**GIVEN TASK**. Sort through the entries below and pull out lines containing the word "Particles".

**Saved entries**.
****************************************

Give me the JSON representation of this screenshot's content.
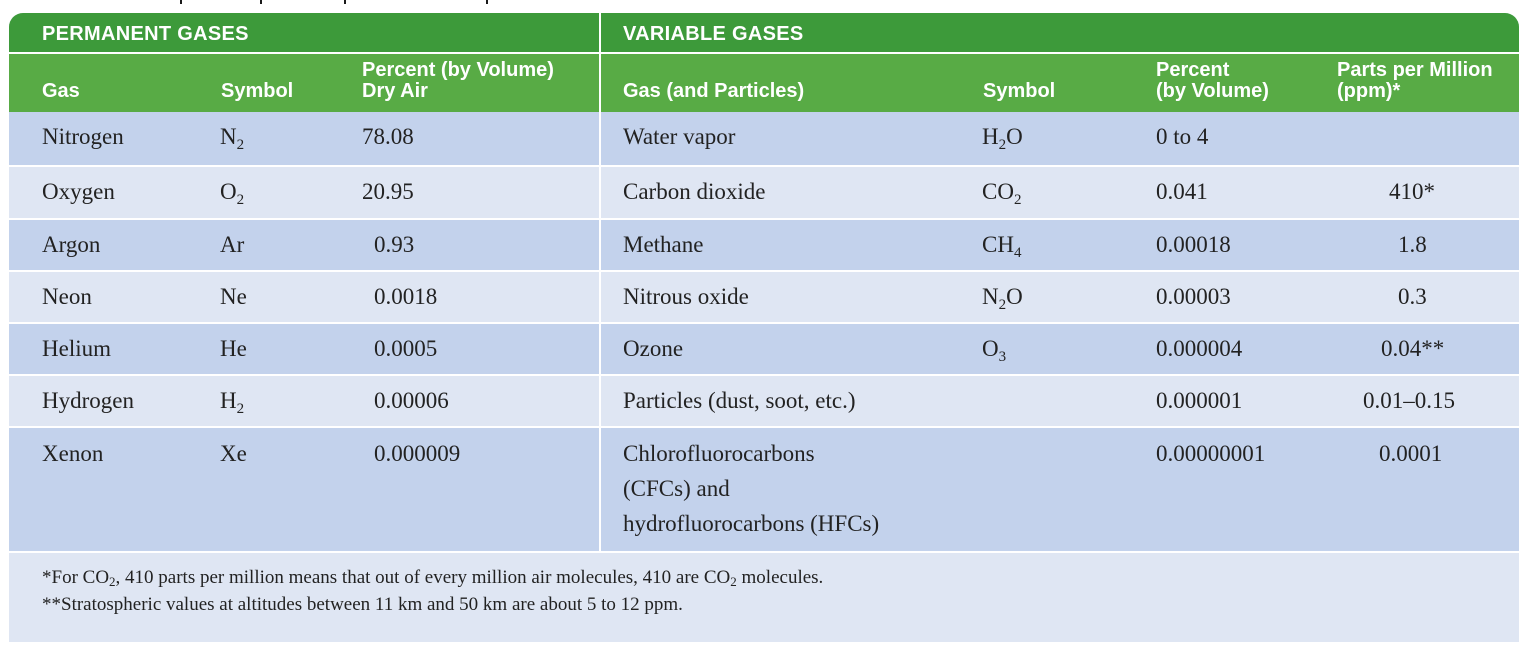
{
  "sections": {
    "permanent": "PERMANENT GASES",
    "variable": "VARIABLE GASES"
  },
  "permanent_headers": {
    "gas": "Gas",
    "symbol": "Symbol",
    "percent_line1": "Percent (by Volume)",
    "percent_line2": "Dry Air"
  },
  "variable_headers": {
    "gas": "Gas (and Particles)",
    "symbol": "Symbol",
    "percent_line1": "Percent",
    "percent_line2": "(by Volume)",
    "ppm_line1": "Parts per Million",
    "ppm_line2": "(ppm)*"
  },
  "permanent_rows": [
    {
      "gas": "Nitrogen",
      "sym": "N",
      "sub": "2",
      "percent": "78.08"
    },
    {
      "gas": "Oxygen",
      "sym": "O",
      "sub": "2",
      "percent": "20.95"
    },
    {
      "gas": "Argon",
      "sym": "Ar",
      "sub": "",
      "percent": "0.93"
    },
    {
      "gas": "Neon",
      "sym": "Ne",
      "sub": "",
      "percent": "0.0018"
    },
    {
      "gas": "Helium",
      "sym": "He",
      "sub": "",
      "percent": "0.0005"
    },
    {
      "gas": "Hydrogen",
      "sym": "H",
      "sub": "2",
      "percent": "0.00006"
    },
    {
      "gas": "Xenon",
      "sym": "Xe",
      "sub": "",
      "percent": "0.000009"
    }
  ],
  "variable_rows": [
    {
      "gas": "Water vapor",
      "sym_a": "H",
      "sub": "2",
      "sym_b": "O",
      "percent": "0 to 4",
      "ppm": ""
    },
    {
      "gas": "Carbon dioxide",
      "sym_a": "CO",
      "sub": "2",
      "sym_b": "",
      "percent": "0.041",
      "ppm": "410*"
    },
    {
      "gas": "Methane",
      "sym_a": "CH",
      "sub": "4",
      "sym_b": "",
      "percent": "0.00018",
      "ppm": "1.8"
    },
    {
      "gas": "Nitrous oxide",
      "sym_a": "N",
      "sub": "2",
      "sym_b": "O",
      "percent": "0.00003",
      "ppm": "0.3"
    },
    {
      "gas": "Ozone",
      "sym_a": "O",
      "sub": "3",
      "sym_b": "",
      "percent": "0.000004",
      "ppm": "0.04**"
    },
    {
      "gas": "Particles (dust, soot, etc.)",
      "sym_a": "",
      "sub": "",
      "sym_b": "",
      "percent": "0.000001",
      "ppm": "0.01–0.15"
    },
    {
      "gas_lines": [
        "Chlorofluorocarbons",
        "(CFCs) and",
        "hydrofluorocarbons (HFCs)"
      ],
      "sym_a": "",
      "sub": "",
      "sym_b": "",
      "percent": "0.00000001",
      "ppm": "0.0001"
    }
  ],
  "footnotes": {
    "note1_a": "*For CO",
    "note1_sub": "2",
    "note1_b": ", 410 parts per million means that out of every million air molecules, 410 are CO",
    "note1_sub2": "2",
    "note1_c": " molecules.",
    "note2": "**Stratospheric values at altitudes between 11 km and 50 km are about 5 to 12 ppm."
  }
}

****************************************

**FULL ANSWER**.
    "gas": "Gas (and Particles)",
      "gas": "Particles (dust, soot, etc.)",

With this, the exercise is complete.